No Pun Included captures what makes this mechanic sing in practice: Knizia "gamified our lizard brains." Because tiles can only face one way, a Z-shaped gap will not always accept the Z-shaped tile when it arrives. The reviewer describes "involuntarily a plan starts forming in your head" only for the next draw to demolish it. This tension between preparation and improvisation is what separates My City from more sedate tile-placers.
Legacy Campaign Structure
My City spans 24 episodes divided into eight chapters, with components and rules sealed in envelopes that open three episodes at a time. As Gaming Rules! explains in its walkthrough of the digital version, new rules layer in progressively: episode one is pure placement, episode two adds scoring for grouped buildings by color, episode three introduces wells with adjacency bonuses, episode four adds mandatory church tiles. The game accumulates rules rather than replacing them, so later episodes carry the full weight of everything that came before.
The catch-up mechanism built into this legacy structure is notable. As Gaming Rules! describes, episode winners must place a rock sticker permanently on their board (a future penalty), while last-place finishers receive tree stickers (bonuses). This compound scoring keeps the campaign competitive. All You Can Board noted that even a bad game barely stings because you move immediately to the next episode: "one of the really fun parts about legacy games is when things are opening and things are changing, well this game just constantly puts you into a new situation."
The My City Experience
Discovery-Driven
The most distinctive thing reviewers describe about playing My City is the feeling of gradual revelation. No Pun Included spends considerable time on this: the early episodes seem deliberately sparse, almost underwhelming, but each new chapter introduces a rule that "seems utterly ludicrous but changes everything I understand about how this game works." That disorientation, followed by the dawning realization that you have adapted and are starting to master the new system, is the core experiential loop.
All You Can Board put it precisely: "play chapter three and you're familiar with the base mechanics but they've twisted in this brand new way that makes you have to rediscover everything." This quality of perpetual rediscovery is what separates My City from games that simply add complexity. Each envelope restarts the learning curve rather than extending it.
Cozy and Breezy
Despite the competitive scoring and the legacy stakes, My City plays fast and light. Rolls in the Family noted that individual episodes take roughly 15 minutes, making it possible to play through an entire chapter, including the between-episode envelope openings, in under an hour and a half. This pace removes the scheduling pressure that often accumulates around legacy games. There is no sense that you must block out an entire evening or lose momentum.
Adam in Wales played the full campaign with his wife over three or four days, and while his assessment was mixed, he acknowledged that "it was the legacy thing that drove me and my wife to play the entire thing" because they kept wanting to open the next envelope. All You Can Board described it as ideal for playing with a partner that will last multiple sessions "but doesn't demand hours and hours of your time each time you sit down."

## INFORMATION PROVIDED
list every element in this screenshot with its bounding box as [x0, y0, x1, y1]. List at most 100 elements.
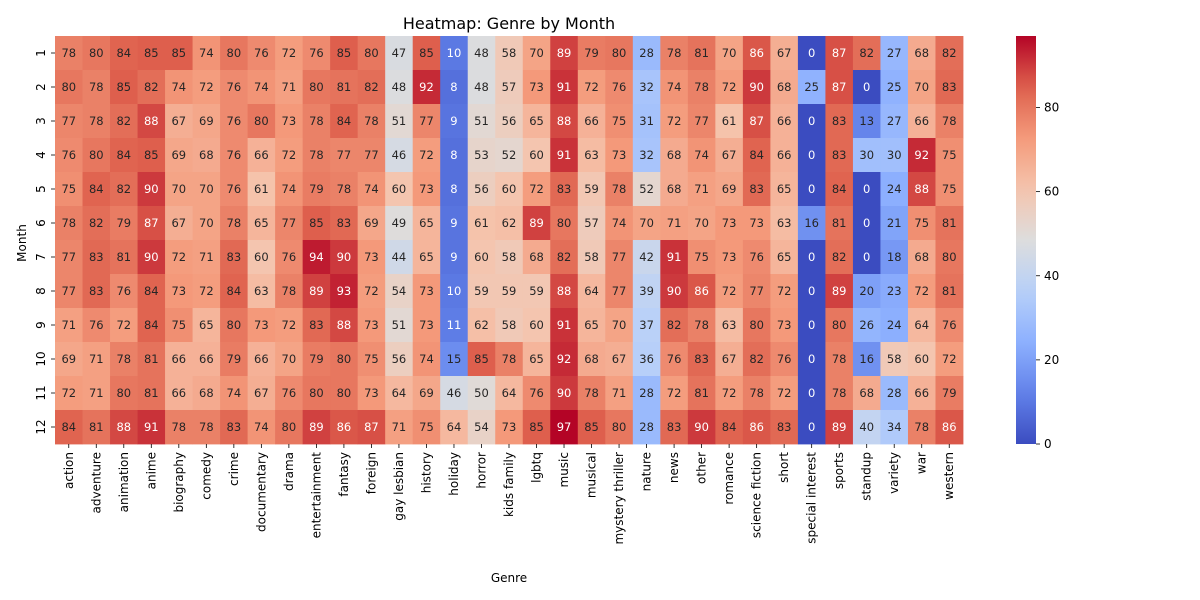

## AIM 1
In the My City review, about how long does an individual episode of the game take?
## AIM 2
Reproduce the stretch of the My City review from "All You Can Board put" through "or lose momentum.".

## RESPONSE 1
Roughly 15 minutes.

## RESPONSE 2
All You Can Board put it precisely: "play chapter three and you're familiar with the base mechanics but they've twisted in this brand new way that makes you have to rediscover everything." This quality of perpetual rediscovery is what separates My City from games that simply add complexity. Each envelope restarts the learning curve rather than extending it.
Cozy and Breezy
Despite the competitive scoring and the legacy stakes, My City plays fast and light. Rolls in the Family noted that individual episodes take roughly 15 minutes, making it possible to play through an entire chapter, including the between-episode envelope openings, in under an hour and a half. This pace removes the scheduling pressure that often accumulates around legacy games. There is no sense that you must block out an entire evening or lose momentum.